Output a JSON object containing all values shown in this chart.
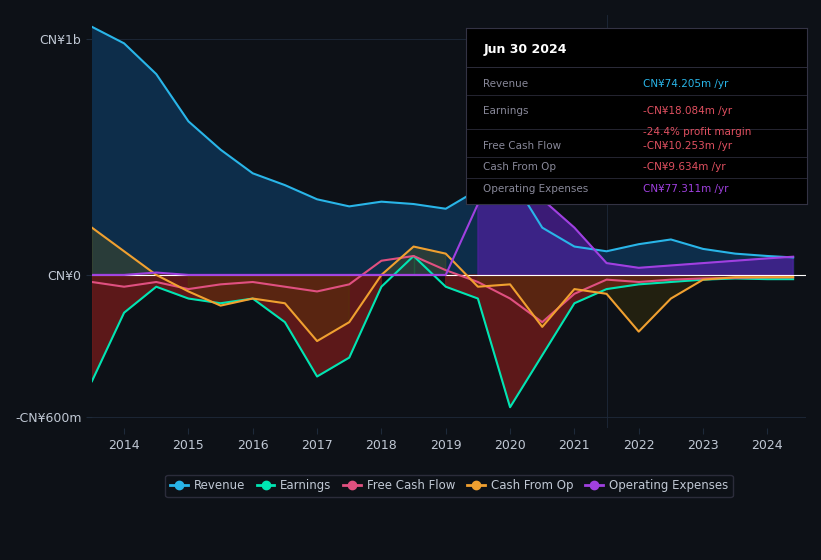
{
  "background_color": "#0d1117",
  "plot_bg_color": "#0d1117",
  "grid_color": "#1e2a3a",
  "text_color": "#c0c8d4",
  "title_color": "#ffffff",
  "years": [
    2013.5,
    2014,
    2014.5,
    2015,
    2015.5,
    2016,
    2016.5,
    2017,
    2017.5,
    2018,
    2018.5,
    2019,
    2019.5,
    2020,
    2020.5,
    2021,
    2021.5,
    2022,
    2022.5,
    2023,
    2023.5,
    2024,
    2024.4
  ],
  "revenue": [
    1050,
    980,
    850,
    650,
    530,
    430,
    380,
    320,
    290,
    310,
    300,
    280,
    360,
    420,
    200,
    120,
    100,
    130,
    150,
    110,
    90,
    80,
    74
  ],
  "earnings": [
    -450,
    -160,
    -50,
    -100,
    -120,
    -100,
    -200,
    -430,
    -350,
    -50,
    80,
    -50,
    -100,
    -560,
    -340,
    -120,
    -60,
    -40,
    -30,
    -20,
    -15,
    -18,
    -18
  ],
  "free_cash_flow": [
    -30,
    -50,
    -30,
    -60,
    -40,
    -30,
    -50,
    -70,
    -40,
    60,
    80,
    20,
    -30,
    -100,
    -200,
    -80,
    -20,
    -30,
    -20,
    -15,
    -12,
    -10,
    -10
  ],
  "cash_from_op": [
    200,
    100,
    0,
    -70,
    -130,
    -100,
    -120,
    -280,
    -200,
    0,
    120,
    90,
    -50,
    -40,
    -220,
    -60,
    -80,
    -240,
    -100,
    -20,
    -10,
    -10,
    -9.6
  ],
  "operating_expenses": [
    0,
    0,
    10,
    0,
    0,
    0,
    0,
    0,
    0,
    0,
    0,
    0,
    300,
    350,
    320,
    200,
    50,
    30,
    40,
    50,
    60,
    70,
    77
  ],
  "ylim": [
    -650,
    1100
  ],
  "yticks": [
    -600,
    0,
    1000
  ],
  "ytick_labels": [
    "-CN¥600m",
    "CN¥0",
    "CN¥1b"
  ],
  "xticks": [
    2014,
    2015,
    2016,
    2017,
    2018,
    2019,
    2020,
    2021,
    2022,
    2023,
    2024
  ],
  "xlim": [
    2013.5,
    2024.6
  ],
  "revenue_color": "#29b5e8",
  "revenue_fill": "#0d2d4a",
  "earnings_color": "#00e5b3",
  "earnings_fill_pos": "#006655",
  "earnings_fill_neg": "#6b1a1a",
  "free_cash_flow_color": "#e05080",
  "cash_from_op_color": "#f0a030",
  "operating_expenses_color": "#a040e0",
  "operating_expenses_fill_pos": "#5020a0",
  "info_box": {
    "bg": "#000000",
    "border": "#333344",
    "title": "Jun 30 2024",
    "title_color": "#ffffff",
    "rows": [
      {
        "label": "Revenue",
        "value": "CN¥74.205m /yr",
        "value_color": "#29b5e8",
        "extra": null,
        "extra_color": null
      },
      {
        "label": "Earnings",
        "value": "-CN¥18.084m /yr",
        "value_color": "#e05060",
        "extra": "-24.4% profit margin",
        "extra_color": "#e05060"
      },
      {
        "label": "Free Cash Flow",
        "value": "-CN¥10.253m /yr",
        "value_color": "#e05060",
        "extra": null,
        "extra_color": null
      },
      {
        "label": "Cash From Op",
        "value": "-CN¥9.634m /yr",
        "value_color": "#e05060",
        "extra": null,
        "extra_color": null
      },
      {
        "label": "Operating Expenses",
        "value": "CN¥77.311m /yr",
        "value_color": "#a040e0",
        "extra": null,
        "extra_color": null
      }
    ],
    "label_color": "#888899",
    "sep_color": "#333344"
  },
  "legend": [
    {
      "label": "Revenue",
      "color": "#29b5e8"
    },
    {
      "label": "Earnings",
      "color": "#00e5b3"
    },
    {
      "label": "Free Cash Flow",
      "color": "#e05080"
    },
    {
      "label": "Cash From Op",
      "color": "#f0a030"
    },
    {
      "label": "Operating Expenses",
      "color": "#a040e0"
    }
  ]
}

GIVEN PROBLEM:
Set down the material exactly, every line of it, except for the pictures.

RESPONSE TO THE EXERCISE:
Output a JSON object containing all values shown in this chart.
{
  "background_color": "#0d1117",
  "plot_bg_color": "#0d1117",
  "grid_color": "#1e2a3a",
  "text_color": "#c0c8d4",
  "title_color": "#ffffff",
  "years": [
    2013.5,
    2014,
    2014.5,
    2015,
    2015.5,
    2016,
    2016.5,
    2017,
    2017.5,
    2018,
    2018.5,
    2019,
    2019.5,
    2020,
    2020.5,
    2021,
    2021.5,
    2022,
    2022.5,
    2023,
    2023.5,
    2024,
    2024.4
  ],
  "revenue": [
    1050,
    980,
    850,
    650,
    530,
    430,
    380,
    320,
    290,
    310,
    300,
    280,
    360,
    420,
    200,
    120,
    100,
    130,
    150,
    110,
    90,
    80,
    74
  ],
  "earnings": [
    -450,
    -160,
    -50,
    -100,
    -120,
    -100,
    -200,
    -430,
    -350,
    -50,
    80,
    -50,
    -100,
    -560,
    -340,
    -120,
    -60,
    -40,
    -30,
    -20,
    -15,
    -18,
    -18
  ],
  "free_cash_flow": [
    -30,
    -50,
    -30,
    -60,
    -40,
    -30,
    -50,
    -70,
    -40,
    60,
    80,
    20,
    -30,
    -100,
    -200,
    -80,
    -20,
    -30,
    -20,
    -15,
    -12,
    -10,
    -10
  ],
  "cash_from_op": [
    200,
    100,
    0,
    -70,
    -130,
    -100,
    -120,
    -280,
    -200,
    0,
    120,
    90,
    -50,
    -40,
    -220,
    -60,
    -80,
    -240,
    -100,
    -20,
    -10,
    -10,
    -9.6
  ],
  "operating_expenses": [
    0,
    0,
    10,
    0,
    0,
    0,
    0,
    0,
    0,
    0,
    0,
    0,
    300,
    350,
    320,
    200,
    50,
    30,
    40,
    50,
    60,
    70,
    77
  ],
  "ylim": [
    -650,
    1100
  ],
  "yticks": [
    -600,
    0,
    1000
  ],
  "ytick_labels": [
    "-CN¥600m",
    "CN¥0",
    "CN¥1b"
  ],
  "xticks": [
    2014,
    2015,
    2016,
    2017,
    2018,
    2019,
    2020,
    2021,
    2022,
    2023,
    2024
  ],
  "xlim": [
    2013.5,
    2024.6
  ],
  "revenue_color": "#29b5e8",
  "revenue_fill": "#0d2d4a",
  "earnings_color": "#00e5b3",
  "earnings_fill_pos": "#006655",
  "earnings_fill_neg": "#6b1a1a",
  "free_cash_flow_color": "#e05080",
  "cash_from_op_color": "#f0a030",
  "operating_expenses_color": "#a040e0",
  "operating_expenses_fill_pos": "#5020a0",
  "info_box": {
    "bg": "#000000",
    "border": "#333344",
    "title": "Jun 30 2024",
    "title_color": "#ffffff",
    "rows": [
      {
        "label": "Revenue",
        "value": "CN¥74.205m /yr",
        "value_color": "#29b5e8",
        "extra": null,
        "extra_color": null
      },
      {
        "label": "Earnings",
        "value": "-CN¥18.084m /yr",
        "value_color": "#e05060",
        "extra": "-24.4% profit margin",
        "extra_color": "#e05060"
      },
      {
        "label": "Free Cash Flow",
        "value": "-CN¥10.253m /yr",
        "value_color": "#e05060",
        "extra": null,
        "extra_color": null
      },
      {
        "label": "Cash From Op",
        "value": "-CN¥9.634m /yr",
        "value_color": "#e05060",
        "extra": null,
        "extra_color": null
      },
      {
        "label": "Operating Expenses",
        "value": "CN¥77.311m /yr",
        "value_color": "#a040e0",
        "extra": null,
        "extra_color": null
      }
    ],
    "label_color": "#888899",
    "sep_color": "#333344"
  },
  "legend": [
    {
      "label": "Revenue",
      "color": "#29b5e8"
    },
    {
      "label": "Earnings",
      "color": "#00e5b3"
    },
    {
      "label": "Free Cash Flow",
      "color": "#e05080"
    },
    {
      "label": "Cash From Op",
      "color": "#f0a030"
    },
    {
      "label": "Operating Expenses",
      "color": "#a040e0"
    }
  ]
}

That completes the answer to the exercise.